Aim |
State the number of lines, and only that number, in which the word "name" appears.

[START OF Data records]

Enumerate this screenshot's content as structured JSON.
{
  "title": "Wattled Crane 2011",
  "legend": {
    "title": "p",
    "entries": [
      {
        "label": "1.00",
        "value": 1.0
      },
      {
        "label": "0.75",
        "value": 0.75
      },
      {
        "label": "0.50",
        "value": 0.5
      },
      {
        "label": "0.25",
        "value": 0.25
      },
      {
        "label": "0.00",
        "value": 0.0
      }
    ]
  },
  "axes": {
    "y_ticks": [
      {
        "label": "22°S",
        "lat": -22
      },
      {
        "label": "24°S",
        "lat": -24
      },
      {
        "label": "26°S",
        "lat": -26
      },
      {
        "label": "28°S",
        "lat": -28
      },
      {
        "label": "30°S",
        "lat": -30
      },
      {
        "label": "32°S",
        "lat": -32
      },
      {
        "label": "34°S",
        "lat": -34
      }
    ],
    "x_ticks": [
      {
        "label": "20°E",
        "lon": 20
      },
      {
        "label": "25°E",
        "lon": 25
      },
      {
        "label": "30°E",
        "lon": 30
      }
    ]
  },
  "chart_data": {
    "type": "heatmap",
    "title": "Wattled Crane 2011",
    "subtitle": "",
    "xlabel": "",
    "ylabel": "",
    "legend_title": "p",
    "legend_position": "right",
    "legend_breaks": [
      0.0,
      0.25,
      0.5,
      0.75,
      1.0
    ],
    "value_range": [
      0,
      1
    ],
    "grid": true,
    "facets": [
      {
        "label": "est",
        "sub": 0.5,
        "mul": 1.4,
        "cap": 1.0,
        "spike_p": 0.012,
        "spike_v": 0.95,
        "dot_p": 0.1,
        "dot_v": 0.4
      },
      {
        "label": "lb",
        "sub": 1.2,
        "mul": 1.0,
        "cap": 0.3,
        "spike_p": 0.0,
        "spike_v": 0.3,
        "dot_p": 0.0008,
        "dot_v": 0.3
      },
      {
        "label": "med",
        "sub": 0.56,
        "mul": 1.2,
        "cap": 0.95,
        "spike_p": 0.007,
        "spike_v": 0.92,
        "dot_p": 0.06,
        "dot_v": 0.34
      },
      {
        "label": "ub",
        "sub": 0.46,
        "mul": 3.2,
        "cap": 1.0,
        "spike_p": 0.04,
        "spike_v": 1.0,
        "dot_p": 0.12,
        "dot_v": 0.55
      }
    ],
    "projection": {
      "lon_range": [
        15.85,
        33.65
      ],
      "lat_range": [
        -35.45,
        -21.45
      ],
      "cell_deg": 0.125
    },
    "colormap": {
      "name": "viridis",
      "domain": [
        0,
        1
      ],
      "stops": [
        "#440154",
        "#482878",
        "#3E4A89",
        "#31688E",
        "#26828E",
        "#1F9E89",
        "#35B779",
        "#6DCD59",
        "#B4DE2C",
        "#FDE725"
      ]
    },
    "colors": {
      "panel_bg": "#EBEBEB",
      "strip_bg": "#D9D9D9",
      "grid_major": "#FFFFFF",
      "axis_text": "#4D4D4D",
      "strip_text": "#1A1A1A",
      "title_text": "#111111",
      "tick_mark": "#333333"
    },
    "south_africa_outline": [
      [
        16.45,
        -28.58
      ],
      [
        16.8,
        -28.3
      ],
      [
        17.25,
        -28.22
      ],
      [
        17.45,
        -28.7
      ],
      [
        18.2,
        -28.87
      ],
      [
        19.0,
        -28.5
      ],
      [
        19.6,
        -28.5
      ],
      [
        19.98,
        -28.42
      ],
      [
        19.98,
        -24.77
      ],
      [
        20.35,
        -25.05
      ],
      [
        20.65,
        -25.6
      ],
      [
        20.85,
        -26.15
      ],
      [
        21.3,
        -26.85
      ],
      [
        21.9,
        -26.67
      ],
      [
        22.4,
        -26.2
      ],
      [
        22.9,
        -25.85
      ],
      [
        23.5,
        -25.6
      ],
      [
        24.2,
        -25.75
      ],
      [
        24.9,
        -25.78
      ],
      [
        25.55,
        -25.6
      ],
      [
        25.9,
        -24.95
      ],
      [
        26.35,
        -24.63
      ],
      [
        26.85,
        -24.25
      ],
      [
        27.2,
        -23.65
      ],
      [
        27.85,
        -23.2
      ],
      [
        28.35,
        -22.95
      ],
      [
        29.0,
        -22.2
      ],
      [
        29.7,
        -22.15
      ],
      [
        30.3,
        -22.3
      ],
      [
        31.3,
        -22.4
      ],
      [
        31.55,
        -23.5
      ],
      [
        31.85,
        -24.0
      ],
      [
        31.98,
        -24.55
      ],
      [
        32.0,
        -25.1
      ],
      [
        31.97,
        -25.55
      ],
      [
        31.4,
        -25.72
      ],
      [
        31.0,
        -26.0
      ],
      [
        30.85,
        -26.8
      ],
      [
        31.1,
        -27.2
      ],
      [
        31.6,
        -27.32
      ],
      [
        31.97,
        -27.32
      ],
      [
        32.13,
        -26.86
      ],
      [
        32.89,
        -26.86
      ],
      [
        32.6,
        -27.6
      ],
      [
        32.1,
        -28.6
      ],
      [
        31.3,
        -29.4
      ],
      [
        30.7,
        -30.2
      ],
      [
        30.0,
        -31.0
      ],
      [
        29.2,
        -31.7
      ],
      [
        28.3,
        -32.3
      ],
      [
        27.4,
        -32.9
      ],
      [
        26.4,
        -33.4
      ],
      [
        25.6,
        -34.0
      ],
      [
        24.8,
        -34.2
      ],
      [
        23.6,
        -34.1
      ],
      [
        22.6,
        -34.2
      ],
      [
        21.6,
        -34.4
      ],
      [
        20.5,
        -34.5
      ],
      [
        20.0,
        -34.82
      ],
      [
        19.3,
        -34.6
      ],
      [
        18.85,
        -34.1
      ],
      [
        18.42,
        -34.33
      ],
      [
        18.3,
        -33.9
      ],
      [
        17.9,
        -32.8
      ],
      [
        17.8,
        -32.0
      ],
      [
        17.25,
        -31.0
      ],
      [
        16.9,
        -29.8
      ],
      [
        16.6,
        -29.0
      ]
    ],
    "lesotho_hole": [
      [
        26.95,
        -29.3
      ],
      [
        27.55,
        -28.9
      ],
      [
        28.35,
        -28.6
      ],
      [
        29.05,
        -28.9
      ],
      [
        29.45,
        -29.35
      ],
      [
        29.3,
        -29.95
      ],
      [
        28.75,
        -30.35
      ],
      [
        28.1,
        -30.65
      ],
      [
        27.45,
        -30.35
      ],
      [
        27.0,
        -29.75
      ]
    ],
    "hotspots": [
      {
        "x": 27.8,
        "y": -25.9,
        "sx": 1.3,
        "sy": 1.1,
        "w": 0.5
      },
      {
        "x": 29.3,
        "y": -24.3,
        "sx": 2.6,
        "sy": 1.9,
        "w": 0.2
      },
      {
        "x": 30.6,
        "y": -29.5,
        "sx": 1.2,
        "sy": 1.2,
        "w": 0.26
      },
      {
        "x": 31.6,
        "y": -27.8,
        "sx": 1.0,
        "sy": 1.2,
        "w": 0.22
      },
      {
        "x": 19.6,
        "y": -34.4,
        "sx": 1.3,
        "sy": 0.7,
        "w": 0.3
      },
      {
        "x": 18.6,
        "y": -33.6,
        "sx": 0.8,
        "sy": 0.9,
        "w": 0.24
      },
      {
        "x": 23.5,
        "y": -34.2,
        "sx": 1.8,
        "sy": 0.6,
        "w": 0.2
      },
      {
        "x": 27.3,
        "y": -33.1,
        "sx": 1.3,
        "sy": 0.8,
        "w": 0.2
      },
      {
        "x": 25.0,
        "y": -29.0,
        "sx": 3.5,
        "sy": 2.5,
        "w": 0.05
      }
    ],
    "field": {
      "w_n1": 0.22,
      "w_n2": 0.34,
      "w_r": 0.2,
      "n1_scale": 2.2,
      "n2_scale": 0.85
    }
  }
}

[END OF Data records]
[START OF Data records]

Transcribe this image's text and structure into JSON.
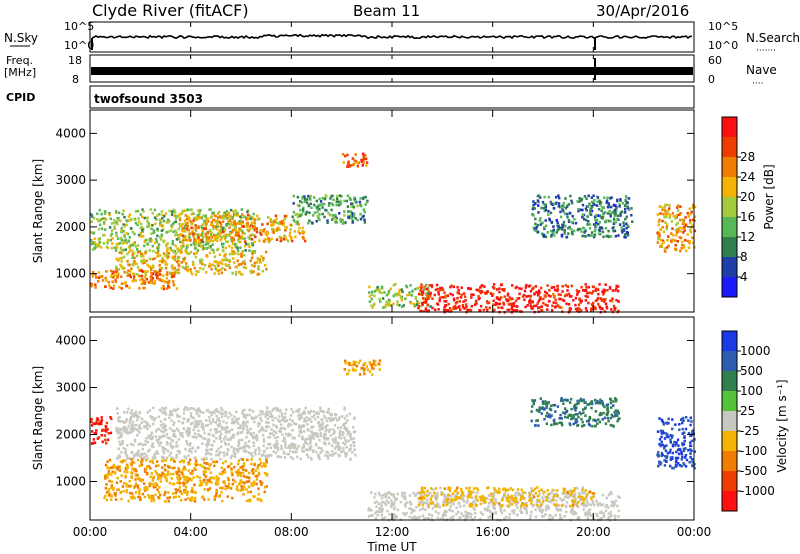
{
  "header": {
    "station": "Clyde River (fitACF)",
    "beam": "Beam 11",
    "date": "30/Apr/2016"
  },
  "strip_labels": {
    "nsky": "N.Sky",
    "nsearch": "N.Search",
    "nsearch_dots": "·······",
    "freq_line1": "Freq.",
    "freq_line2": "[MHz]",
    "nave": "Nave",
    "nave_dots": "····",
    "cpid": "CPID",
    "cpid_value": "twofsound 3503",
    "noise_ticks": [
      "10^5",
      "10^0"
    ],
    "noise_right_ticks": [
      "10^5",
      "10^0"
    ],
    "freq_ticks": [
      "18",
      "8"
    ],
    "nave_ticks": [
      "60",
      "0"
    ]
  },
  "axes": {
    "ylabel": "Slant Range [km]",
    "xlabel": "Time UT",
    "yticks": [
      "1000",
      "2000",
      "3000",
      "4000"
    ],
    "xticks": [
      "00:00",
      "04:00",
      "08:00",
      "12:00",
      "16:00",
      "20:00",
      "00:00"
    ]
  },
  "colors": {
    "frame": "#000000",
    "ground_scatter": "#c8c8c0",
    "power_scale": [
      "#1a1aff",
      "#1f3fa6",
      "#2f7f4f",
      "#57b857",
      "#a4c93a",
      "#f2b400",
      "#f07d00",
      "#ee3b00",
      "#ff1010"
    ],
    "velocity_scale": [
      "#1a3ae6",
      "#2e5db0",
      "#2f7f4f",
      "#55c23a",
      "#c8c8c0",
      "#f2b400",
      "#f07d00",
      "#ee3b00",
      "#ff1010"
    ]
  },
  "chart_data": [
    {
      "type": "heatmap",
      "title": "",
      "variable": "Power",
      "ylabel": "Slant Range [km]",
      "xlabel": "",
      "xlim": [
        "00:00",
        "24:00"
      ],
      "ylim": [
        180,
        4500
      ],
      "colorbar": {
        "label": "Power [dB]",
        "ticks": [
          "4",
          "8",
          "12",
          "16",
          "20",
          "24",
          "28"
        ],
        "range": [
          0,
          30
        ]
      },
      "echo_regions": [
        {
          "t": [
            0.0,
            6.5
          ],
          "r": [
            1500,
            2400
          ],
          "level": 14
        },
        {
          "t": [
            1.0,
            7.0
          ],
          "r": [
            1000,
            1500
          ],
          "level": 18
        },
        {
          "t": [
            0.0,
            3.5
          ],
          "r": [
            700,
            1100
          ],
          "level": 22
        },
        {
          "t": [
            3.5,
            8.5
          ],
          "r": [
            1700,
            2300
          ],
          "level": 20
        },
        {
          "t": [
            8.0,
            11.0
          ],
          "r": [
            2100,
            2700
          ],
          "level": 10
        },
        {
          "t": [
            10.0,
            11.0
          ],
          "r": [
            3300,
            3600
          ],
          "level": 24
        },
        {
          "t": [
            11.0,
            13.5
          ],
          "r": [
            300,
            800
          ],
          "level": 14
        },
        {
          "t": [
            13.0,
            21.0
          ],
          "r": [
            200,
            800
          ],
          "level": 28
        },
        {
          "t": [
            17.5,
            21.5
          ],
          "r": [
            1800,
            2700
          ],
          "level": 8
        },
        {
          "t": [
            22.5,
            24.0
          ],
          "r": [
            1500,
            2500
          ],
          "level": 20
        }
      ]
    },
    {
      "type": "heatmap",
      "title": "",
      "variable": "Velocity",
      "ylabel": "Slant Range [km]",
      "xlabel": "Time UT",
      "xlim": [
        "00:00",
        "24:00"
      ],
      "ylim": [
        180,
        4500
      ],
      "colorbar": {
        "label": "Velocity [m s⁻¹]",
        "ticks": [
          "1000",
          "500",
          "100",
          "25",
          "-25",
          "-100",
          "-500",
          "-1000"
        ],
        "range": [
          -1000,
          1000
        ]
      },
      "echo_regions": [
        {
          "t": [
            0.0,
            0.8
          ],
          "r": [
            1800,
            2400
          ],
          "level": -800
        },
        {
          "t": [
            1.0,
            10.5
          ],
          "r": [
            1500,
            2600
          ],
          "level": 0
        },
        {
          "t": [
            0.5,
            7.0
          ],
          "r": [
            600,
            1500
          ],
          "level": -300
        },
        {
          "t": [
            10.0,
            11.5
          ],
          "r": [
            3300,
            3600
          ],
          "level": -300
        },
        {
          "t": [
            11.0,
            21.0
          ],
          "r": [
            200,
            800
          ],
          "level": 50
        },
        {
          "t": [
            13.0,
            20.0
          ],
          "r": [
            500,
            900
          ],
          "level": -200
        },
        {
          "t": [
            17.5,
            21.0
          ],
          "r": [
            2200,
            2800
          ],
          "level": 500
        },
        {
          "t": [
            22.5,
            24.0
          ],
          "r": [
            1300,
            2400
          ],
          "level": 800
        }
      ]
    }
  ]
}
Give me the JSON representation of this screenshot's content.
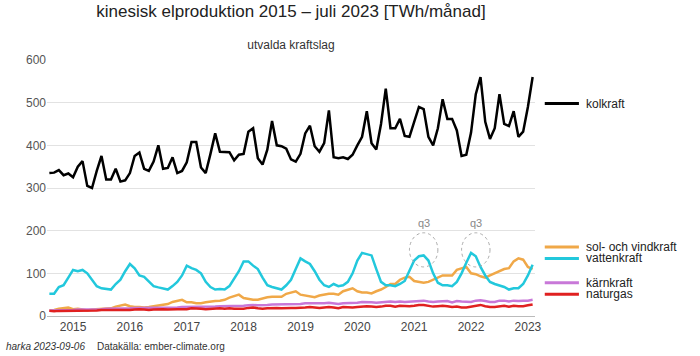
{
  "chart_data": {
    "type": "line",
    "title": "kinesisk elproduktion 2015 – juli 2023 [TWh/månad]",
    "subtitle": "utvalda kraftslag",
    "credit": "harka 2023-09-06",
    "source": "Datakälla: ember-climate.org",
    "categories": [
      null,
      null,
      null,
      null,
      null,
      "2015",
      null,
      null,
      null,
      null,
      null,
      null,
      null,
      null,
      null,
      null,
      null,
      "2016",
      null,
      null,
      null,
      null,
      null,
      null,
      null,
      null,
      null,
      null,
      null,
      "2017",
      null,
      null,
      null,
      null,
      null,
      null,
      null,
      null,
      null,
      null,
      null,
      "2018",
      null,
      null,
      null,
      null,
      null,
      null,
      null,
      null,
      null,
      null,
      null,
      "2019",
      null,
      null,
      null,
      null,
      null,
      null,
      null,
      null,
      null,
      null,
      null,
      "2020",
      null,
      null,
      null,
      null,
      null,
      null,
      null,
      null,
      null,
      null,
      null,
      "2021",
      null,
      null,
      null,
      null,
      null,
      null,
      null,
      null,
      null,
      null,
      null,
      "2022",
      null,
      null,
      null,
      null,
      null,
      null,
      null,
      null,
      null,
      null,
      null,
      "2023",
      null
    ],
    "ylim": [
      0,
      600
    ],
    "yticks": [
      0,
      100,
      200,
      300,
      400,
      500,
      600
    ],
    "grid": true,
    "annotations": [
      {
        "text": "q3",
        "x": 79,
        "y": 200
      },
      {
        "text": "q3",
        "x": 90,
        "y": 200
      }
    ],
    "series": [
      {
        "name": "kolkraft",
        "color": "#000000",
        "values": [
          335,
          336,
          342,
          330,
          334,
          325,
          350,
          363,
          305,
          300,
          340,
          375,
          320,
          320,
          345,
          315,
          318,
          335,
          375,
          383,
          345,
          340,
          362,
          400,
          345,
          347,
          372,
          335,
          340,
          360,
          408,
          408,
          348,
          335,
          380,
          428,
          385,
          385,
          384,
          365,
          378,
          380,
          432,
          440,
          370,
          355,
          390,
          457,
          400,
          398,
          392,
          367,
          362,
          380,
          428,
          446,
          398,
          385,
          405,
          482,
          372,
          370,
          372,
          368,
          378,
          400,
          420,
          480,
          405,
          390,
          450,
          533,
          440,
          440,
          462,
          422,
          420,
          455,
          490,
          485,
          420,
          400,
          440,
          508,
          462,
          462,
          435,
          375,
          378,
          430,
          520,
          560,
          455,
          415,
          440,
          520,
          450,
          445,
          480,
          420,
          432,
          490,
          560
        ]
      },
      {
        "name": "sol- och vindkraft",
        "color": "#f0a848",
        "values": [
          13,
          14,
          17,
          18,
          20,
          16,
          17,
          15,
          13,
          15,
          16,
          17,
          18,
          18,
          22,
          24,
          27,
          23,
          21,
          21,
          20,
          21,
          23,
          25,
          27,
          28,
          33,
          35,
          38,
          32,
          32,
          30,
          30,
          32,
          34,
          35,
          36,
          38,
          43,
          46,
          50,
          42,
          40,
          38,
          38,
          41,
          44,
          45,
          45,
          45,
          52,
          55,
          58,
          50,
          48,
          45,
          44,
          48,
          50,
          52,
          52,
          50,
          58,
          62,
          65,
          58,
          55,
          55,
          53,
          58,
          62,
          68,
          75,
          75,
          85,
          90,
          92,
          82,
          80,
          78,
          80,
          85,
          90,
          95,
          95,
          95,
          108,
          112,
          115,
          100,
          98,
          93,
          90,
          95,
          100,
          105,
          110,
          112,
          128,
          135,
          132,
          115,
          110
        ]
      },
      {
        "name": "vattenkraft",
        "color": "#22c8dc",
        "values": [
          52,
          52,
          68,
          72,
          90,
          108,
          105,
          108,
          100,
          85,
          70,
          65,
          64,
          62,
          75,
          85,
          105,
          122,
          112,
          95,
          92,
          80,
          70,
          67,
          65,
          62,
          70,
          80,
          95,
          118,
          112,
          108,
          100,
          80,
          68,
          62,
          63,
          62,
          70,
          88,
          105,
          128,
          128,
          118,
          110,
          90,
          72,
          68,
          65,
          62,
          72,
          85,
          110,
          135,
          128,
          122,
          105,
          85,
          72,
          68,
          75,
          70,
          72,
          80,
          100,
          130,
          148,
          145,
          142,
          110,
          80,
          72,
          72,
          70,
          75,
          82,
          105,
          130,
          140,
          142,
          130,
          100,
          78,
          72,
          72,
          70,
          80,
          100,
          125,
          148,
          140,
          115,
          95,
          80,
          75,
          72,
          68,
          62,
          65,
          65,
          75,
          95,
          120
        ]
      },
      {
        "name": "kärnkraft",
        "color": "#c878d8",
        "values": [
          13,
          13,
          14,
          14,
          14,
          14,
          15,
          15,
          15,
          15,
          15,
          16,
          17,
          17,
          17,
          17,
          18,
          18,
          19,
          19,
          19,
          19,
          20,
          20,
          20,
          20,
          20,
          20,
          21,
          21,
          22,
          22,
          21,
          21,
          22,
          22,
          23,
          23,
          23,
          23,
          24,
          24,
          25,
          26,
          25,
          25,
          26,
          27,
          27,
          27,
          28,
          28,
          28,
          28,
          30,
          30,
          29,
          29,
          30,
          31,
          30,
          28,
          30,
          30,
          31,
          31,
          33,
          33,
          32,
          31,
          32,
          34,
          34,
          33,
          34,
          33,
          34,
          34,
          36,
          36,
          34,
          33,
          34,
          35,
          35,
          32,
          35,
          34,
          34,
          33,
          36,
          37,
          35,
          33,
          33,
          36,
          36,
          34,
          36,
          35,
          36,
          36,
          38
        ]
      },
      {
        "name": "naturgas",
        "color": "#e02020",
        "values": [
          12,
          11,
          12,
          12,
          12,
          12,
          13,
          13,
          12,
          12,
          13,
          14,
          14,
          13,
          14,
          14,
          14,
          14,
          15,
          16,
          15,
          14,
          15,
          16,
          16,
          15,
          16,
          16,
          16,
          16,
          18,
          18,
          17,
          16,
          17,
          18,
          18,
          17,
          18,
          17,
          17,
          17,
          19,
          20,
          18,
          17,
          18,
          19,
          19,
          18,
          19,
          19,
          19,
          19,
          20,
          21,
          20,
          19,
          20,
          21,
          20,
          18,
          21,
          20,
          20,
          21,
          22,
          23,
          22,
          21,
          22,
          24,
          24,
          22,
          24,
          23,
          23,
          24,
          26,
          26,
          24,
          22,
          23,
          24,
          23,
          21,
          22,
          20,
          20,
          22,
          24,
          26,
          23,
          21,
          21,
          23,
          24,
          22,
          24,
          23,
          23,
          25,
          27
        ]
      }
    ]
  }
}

[END OF Data records]
[START OF Data records]

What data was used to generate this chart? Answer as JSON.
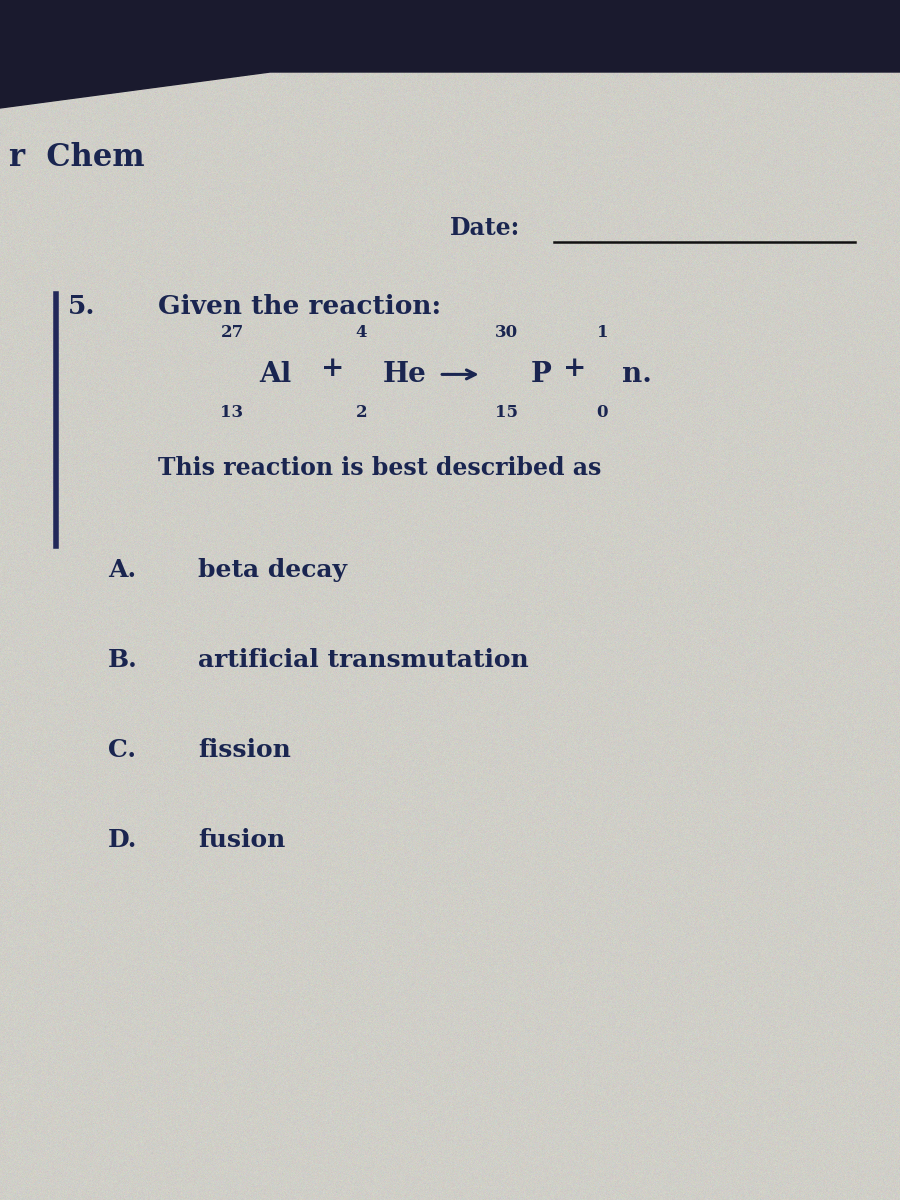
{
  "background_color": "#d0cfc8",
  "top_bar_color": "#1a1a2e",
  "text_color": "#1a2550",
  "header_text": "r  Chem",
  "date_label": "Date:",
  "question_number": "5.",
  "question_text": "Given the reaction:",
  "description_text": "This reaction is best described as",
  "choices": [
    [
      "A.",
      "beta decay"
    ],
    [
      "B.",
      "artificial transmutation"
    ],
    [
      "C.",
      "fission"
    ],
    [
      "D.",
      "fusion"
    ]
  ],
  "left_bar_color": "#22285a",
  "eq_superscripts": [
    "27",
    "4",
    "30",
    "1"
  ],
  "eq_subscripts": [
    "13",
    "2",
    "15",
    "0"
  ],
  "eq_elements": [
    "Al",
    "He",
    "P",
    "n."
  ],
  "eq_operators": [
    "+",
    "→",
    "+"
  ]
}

[END OF Data records]

Result of this task |
6